| Given information |
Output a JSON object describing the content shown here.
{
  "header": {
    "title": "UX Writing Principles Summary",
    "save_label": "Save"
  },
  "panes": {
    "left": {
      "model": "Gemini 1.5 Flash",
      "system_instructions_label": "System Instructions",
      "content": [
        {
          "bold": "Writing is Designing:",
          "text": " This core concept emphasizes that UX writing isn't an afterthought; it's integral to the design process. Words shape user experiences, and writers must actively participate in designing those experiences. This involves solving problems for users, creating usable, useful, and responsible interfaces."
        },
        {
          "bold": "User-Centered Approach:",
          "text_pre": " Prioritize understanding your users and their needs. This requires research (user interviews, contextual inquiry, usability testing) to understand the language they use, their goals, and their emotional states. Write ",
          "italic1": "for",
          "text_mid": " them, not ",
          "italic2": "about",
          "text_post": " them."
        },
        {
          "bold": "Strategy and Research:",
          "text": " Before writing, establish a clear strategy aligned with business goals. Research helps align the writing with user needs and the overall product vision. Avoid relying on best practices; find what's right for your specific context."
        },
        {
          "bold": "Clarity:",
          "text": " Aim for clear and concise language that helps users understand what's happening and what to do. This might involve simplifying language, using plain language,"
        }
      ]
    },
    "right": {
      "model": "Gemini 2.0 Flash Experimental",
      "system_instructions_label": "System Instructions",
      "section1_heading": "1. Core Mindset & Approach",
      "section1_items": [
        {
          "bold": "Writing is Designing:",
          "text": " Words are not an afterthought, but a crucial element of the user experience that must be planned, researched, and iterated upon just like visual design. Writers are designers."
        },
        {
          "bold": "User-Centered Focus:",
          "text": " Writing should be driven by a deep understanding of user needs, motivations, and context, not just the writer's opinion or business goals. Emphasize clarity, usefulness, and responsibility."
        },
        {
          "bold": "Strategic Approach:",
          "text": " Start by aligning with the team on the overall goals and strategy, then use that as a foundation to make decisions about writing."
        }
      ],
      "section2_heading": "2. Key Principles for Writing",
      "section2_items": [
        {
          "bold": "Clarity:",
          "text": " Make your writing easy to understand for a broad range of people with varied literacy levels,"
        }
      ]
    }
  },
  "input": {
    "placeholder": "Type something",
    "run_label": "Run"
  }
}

| Task description |
Report how many lines in these entries contain "Flash". Answer with the number only.

| Reply to the task |
2